- _DIRECTIONS FOR THIS TASK_
Exactly as written, print every line of the listing below and omit its pictures.

(DATA TO EXAMINE Opens)

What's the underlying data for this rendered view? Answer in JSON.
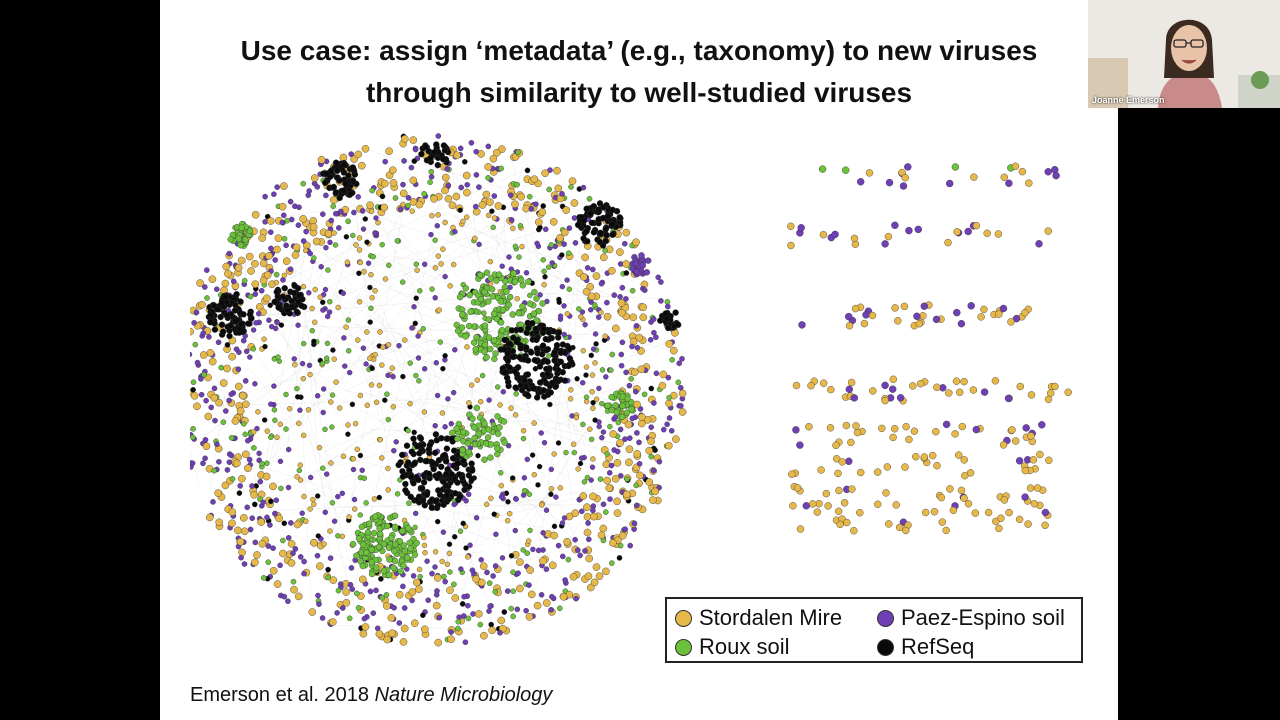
{
  "slide": {
    "title_line1": "Use case: assign ‘metadata’ (e.g., taxonomy) to new viruses",
    "title_line2": "through similarity to well-studied viruses",
    "citation_authors": "Emerson et al. 2018 ",
    "citation_journal": "Nature Microbiology"
  },
  "legend": {
    "items": [
      {
        "label": "Stordalen Mire",
        "color": "#e6b84a"
      },
      {
        "label": "Paez-Espino soil",
        "color": "#6f3fb5"
      },
      {
        "label": "Roux soil",
        "color": "#6cc13a"
      },
      {
        "label": "RefSeq",
        "color": "#0a0a0a"
      }
    ]
  },
  "webcam": {
    "participant_name": "Joanne Emerson"
  }
}
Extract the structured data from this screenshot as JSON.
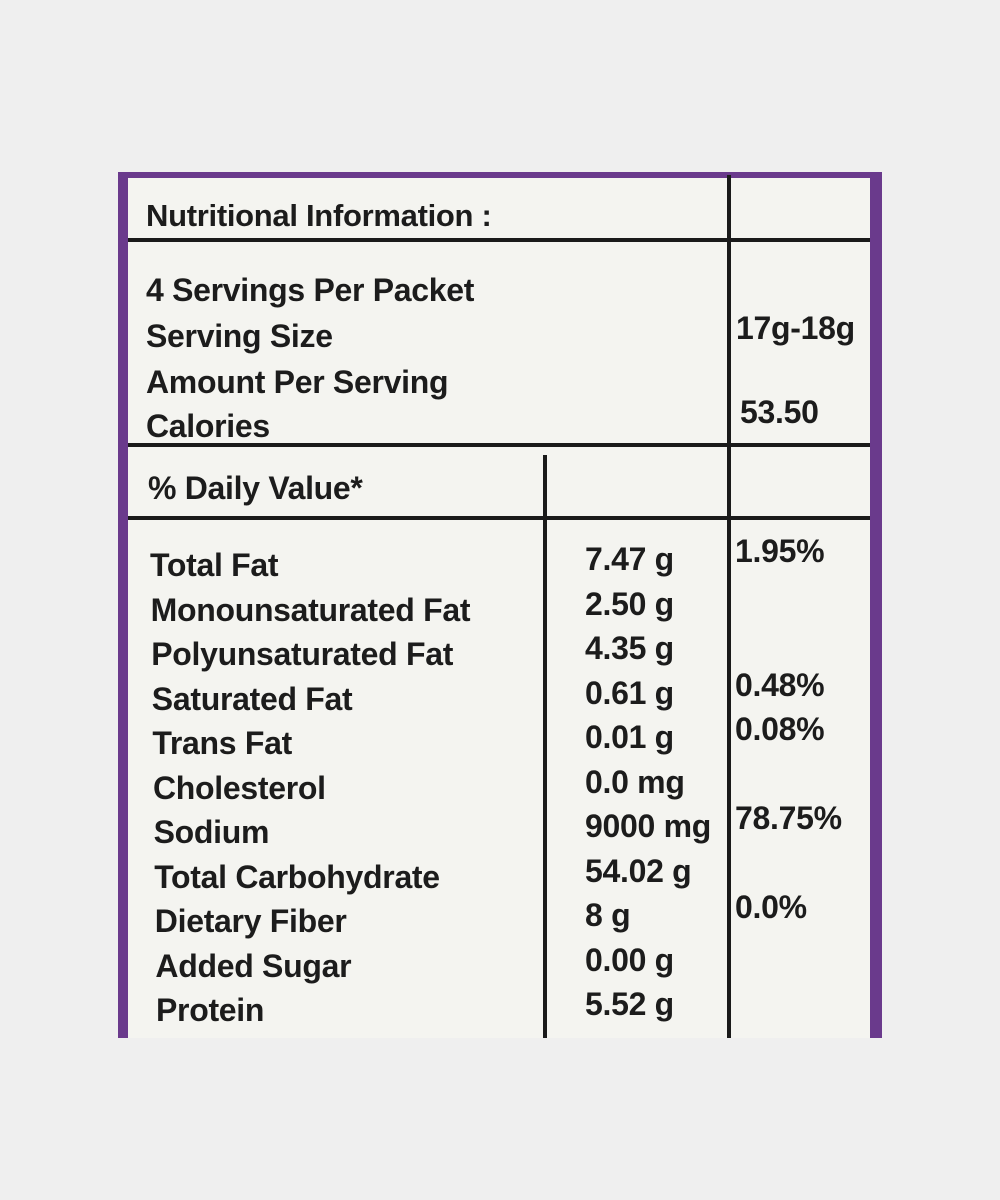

(DATA TO EXAMINE Closes)

- _EXPECTED OUTPUT_
What's the underlying data for this rendered view? Answer in JSON.
{
  "slide": {
    "title_line1": "Use case: assign ‘metadata’ (e.g., taxonomy) to new viruses",
    "title_line2": "through similarity to well-studied viruses",
    "citation_authors": "Emerson et al. 2018 ",
    "citation_journal": "Nature Microbiology"
  },
  "legend": {
    "items": [
      {
        "label": "Stordalen Mire",
        "color": "#e6b84a"
      },
      {
        "label": "Paez-Espino soil",
        "color": "#6f3fb5"
      },
      {
        "label": "Roux soil",
        "color": "#6cc13a"
      },
      {
        "label": "RefSeq",
        "color": "#0a0a0a"
      }
    ]
  },
  "webcam": {
    "participant_name": "Joanne Emerson"
  }
}
Extract the structured data from this screenshot as JSON.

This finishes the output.